## Start

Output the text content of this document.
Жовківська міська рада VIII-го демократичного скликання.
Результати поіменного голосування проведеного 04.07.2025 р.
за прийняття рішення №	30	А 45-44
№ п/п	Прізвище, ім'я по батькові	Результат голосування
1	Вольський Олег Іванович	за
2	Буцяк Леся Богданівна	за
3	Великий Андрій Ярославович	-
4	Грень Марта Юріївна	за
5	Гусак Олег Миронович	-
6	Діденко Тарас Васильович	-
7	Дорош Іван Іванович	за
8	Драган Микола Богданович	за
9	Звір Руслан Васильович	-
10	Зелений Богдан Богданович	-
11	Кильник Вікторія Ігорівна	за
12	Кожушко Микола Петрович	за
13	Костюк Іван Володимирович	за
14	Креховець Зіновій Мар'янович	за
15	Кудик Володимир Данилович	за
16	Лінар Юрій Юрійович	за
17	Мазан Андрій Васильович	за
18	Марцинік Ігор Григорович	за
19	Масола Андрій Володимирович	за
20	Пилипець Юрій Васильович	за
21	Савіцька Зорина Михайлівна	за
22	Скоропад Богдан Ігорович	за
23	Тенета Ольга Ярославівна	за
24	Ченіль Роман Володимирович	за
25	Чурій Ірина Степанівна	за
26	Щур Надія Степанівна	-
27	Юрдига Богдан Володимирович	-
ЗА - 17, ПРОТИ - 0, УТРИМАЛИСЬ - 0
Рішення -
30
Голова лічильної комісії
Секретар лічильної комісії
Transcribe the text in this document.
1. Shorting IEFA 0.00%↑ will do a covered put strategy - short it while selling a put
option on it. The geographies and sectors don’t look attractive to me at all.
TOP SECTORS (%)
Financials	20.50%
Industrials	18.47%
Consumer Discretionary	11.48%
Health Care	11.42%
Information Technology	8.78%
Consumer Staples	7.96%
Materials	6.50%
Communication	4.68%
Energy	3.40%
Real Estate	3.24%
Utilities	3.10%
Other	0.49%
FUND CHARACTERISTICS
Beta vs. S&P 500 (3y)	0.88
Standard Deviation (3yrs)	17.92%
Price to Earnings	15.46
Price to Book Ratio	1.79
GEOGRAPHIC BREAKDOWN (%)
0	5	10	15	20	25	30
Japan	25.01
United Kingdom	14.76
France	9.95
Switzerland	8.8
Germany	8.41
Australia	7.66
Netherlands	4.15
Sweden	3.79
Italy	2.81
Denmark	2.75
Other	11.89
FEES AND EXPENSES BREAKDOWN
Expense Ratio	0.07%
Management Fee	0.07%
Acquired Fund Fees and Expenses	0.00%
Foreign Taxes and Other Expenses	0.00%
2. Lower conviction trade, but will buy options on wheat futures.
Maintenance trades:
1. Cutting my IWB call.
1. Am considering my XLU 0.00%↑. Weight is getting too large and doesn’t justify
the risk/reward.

## End

▶ _Problem to work on_: Here, the records must be output exactly and in full.

▶ _Task output_:
Output the text content of this document.
Жовківська міська рада VIII-го демократичного скликання.
Результати поіменного голосування проведеного 04.07.2025 р.
за прийняття рішення №	30	А 45-44
№ п/п	Прізвище, ім'я по батькові	Результат голосування
1	Вольський Олег Іванович	за
2	Буцяк Леся Богданівна	за
3	Великий Андрій Ярославович	-
4	Грень Марта Юріївна	за
5	Гусак Олег Миронович	-
6	Діденко Тарас Васильович	-
7	Дорош Іван Іванович	за
8	Драган Микола Богданович	за
9	Звір Руслан Васильович	-
10	Зелений Богдан Богданович	-
11	Кильник Вікторія Ігорівна	за
12	Кожушко Микола Петрович	за
13	Костюк Іван Володимирович	за
14	Креховець Зіновій Мар'янович	за
15	Кудик Володимир Данилович	за
16	Лінар Юрій Юрійович	за
17	Мазан Андрій Васильович	за
18	Марцинік Ігор Григорович	за
19	Масола Андрій Володимирович	за
20	Пилипець Юрій Васильович	за
21	Савіцька Зорина Михайлівна	за
22	Скоропад Богдан Ігорович	за
23	Тенета Ольга Ярославівна	за
24	Ченіль Роман Володимирович	за
25	Чурій Ірина Степанівна	за
26	Щур Надія Степанівна	-
27	Юрдига Богдан Володимирович	-
ЗА - 17, ПРОТИ - 0, УТРИМАЛИСЬ - 0
Рішення -
30
Голова лічильної комісії
Секретар лічильної комісії
Transcribe the text in this document.
1. Shorting IEFA 0.00%↑ will do a covered put strategy - short it while selling a put
option on it. The geographies and sectors don’t look attractive to me at all.
TOP SECTORS (%)
Financials	20.50%
Industrials	18.47%
Consumer Discretionary	11.48%
Health Care	11.42%
Information Technology	8.78%
Consumer Staples	7.96%
Materials	6.50%
Communication	4.68%
Energy	3.40%
Real Estate	3.24%
Utilities	3.10%
Other	0.49%
FUND CHARACTERISTICS
Beta vs. S&P 500 (3y)	0.88
Standard Deviation (3yrs)	17.92%
Price to Earnings	15.46
Price to Book Ratio	1.79
GEOGRAPHIC BREAKDOWN (%)
0	5	10	15	20	25	30
Japan	25.01
United Kingdom	14.76
France	9.95
Switzerland	8.8
Germany	8.41
Australia	7.66
Netherlands	4.15
Sweden	3.79
Italy	2.81
Denmark	2.75
Other	11.89
FEES AND EXPENSES BREAKDOWN
Expense Ratio	0.07%
Management Fee	0.07%
Acquired Fund Fees and Expenses	0.00%
Foreign Taxes and Other Expenses	0.00%
2. Lower conviction trade, but will buy options on wheat futures.
Maintenance trades:
1. Cutting my IWB call.
1. Am considering my XLU 0.00%↑. Weight is getting too large and doesn’t justify
the risk/reward.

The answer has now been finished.